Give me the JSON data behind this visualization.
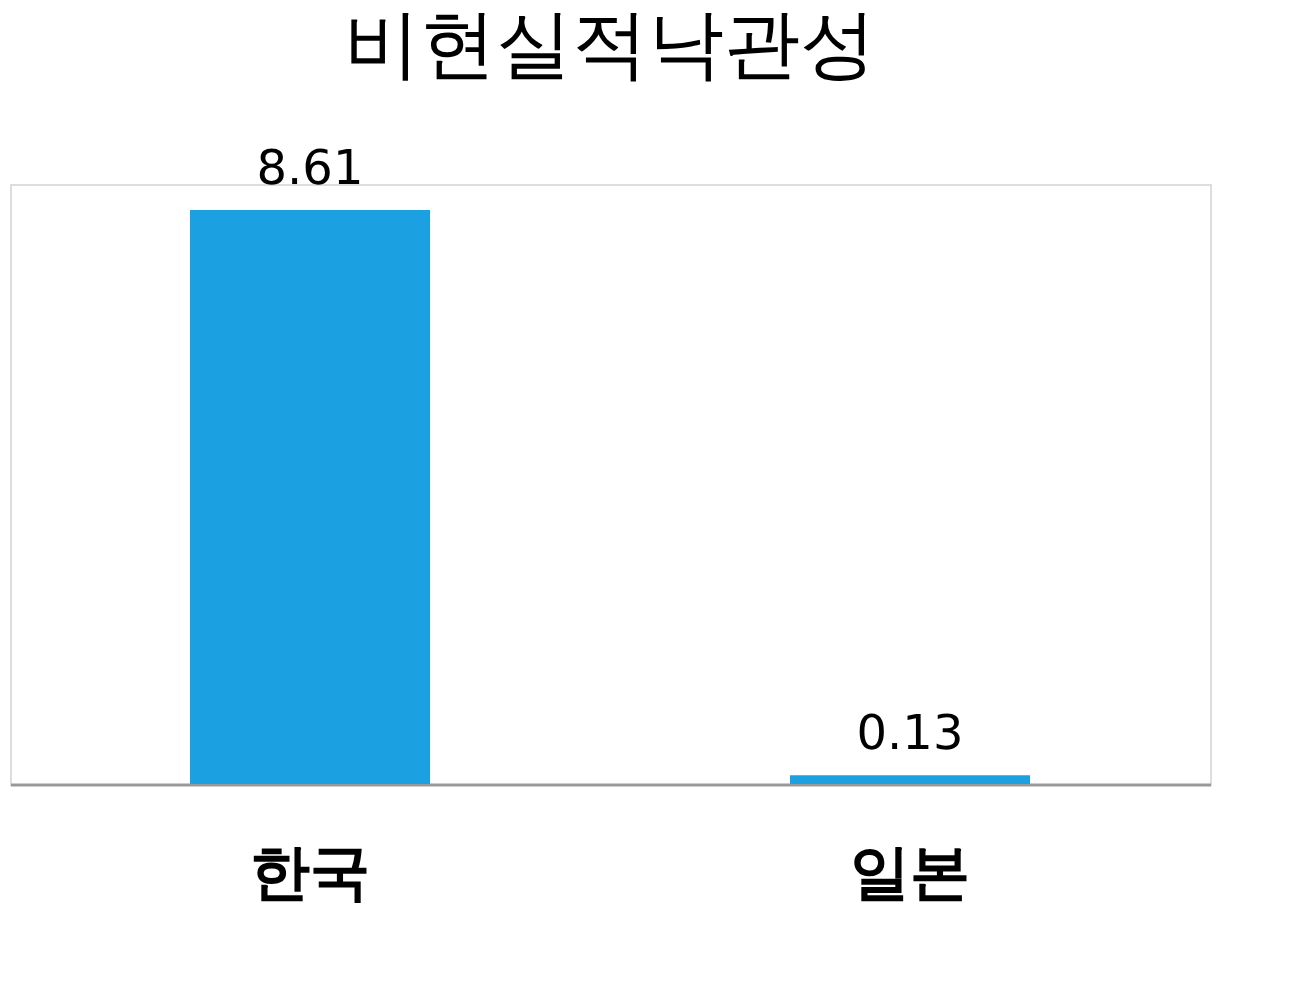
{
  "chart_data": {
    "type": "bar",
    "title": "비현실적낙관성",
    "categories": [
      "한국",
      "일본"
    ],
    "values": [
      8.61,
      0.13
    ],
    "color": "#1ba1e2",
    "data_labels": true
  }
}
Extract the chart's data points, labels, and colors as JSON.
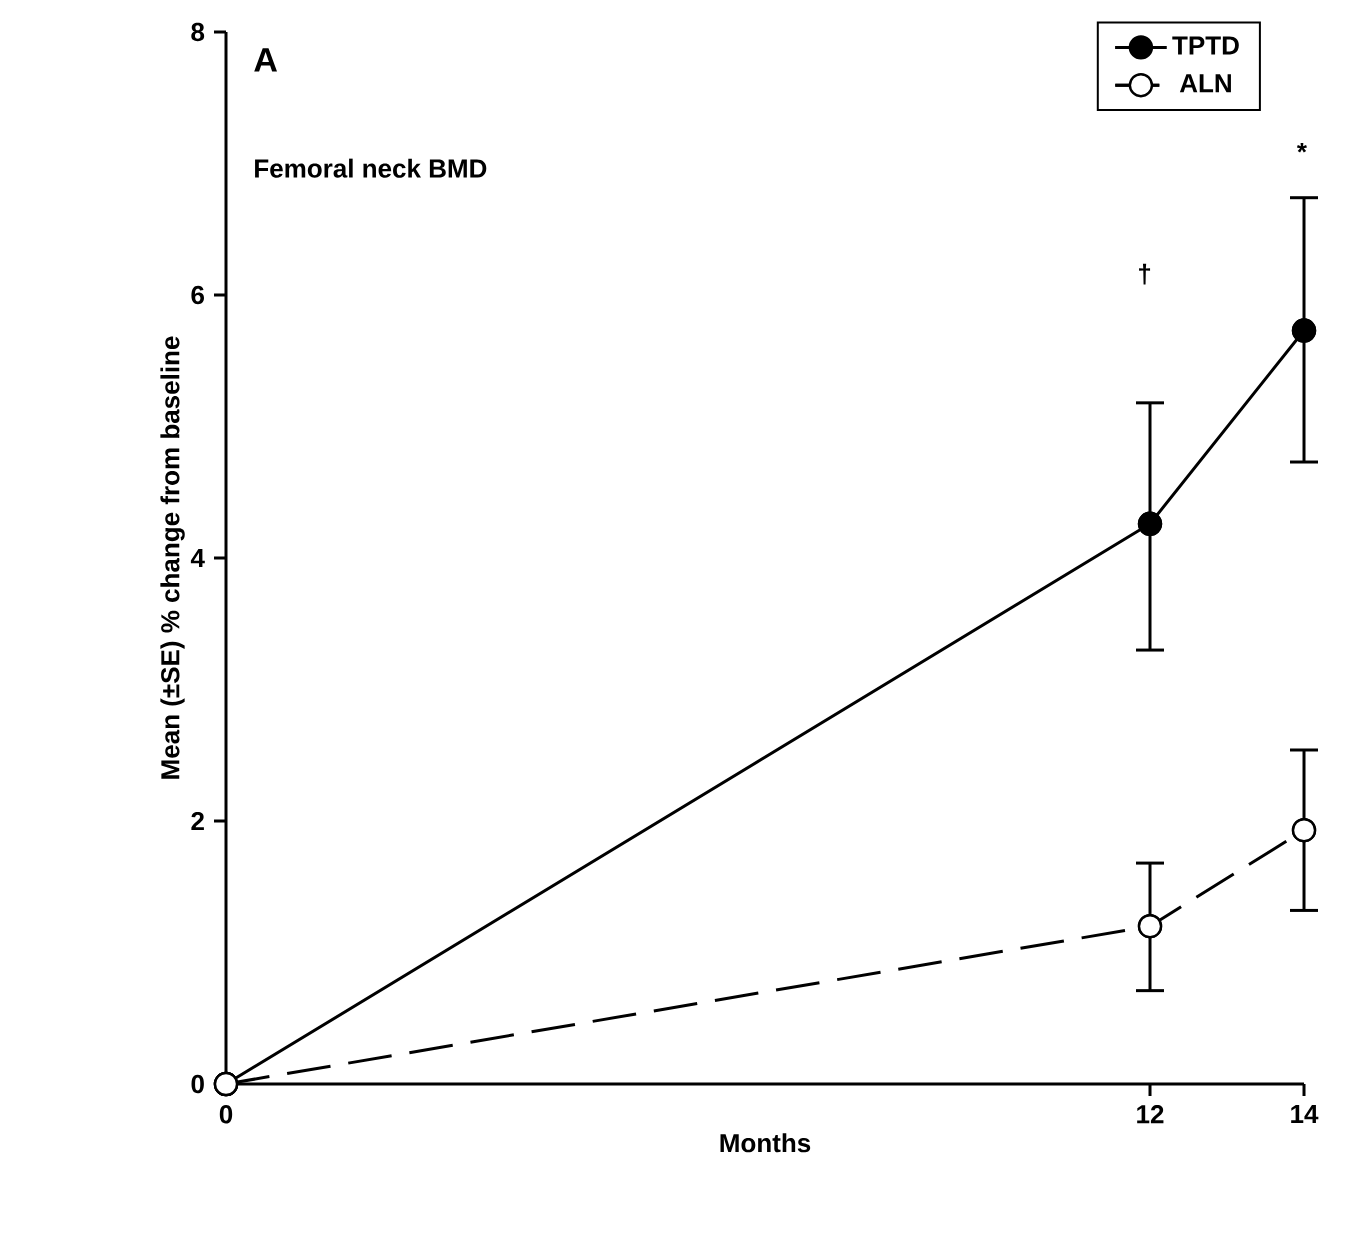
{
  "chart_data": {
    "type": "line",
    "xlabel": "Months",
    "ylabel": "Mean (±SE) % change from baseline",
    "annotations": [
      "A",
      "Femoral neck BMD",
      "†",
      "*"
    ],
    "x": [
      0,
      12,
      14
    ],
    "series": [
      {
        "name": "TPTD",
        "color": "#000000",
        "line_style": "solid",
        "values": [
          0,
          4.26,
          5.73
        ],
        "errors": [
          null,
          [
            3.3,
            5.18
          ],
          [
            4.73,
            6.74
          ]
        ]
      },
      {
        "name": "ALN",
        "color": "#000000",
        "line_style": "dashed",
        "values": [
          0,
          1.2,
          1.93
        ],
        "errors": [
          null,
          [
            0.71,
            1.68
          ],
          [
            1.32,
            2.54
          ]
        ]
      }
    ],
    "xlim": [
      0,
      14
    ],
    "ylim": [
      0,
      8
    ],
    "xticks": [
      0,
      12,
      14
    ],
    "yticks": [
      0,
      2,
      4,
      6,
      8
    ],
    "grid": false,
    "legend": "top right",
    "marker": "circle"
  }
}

- _DESCRIPTION OF THE TASK_
Without the pictures, print the records in full, exactly as they appear.

- _SOLVED PROBLEM_
Give me the JSON data behind this visualization.
{
  "chart_data": {
    "type": "bar",
    "title": "비현실적낙관성",
    "categories": [
      "한국",
      "일본"
    ],
    "values": [
      8.61,
      0.13
    ],
    "color": "#1ba1e2",
    "data_labels": true
  }
}
Extract the chart's data points, labels, and colors as JSON.
{
  "chart_data": {
    "type": "line",
    "xlabel": "Months",
    "ylabel": "Mean (±SE) % change from baseline",
    "annotations": [
      "A",
      "Femoral neck BMD",
      "†",
      "*"
    ],
    "x": [
      0,
      12,
      14
    ],
    "series": [
      {
        "name": "TPTD",
        "color": "#000000",
        "line_style": "solid",
        "values": [
          0,
          4.26,
          5.73
        ],
        "errors": [
          null,
          [
            3.3,
            5.18
          ],
          [
            4.73,
            6.74
          ]
        ]
      },
      {
        "name": "ALN",
        "color": "#000000",
        "line_style": "dashed",
        "values": [
          0,
          1.2,
          1.93
        ],
        "errors": [
          null,
          [
            0.71,
            1.68
          ],
          [
            1.32,
            2.54
          ]
        ]
      }
    ],
    "xlim": [
      0,
      14
    ],
    "ylim": [
      0,
      8
    ],
    "xticks": [
      0,
      12,
      14
    ],
    "yticks": [
      0,
      2,
      4,
      6,
      8
    ],
    "grid": false,
    "legend": "top right",
    "marker": "circle"
  }
}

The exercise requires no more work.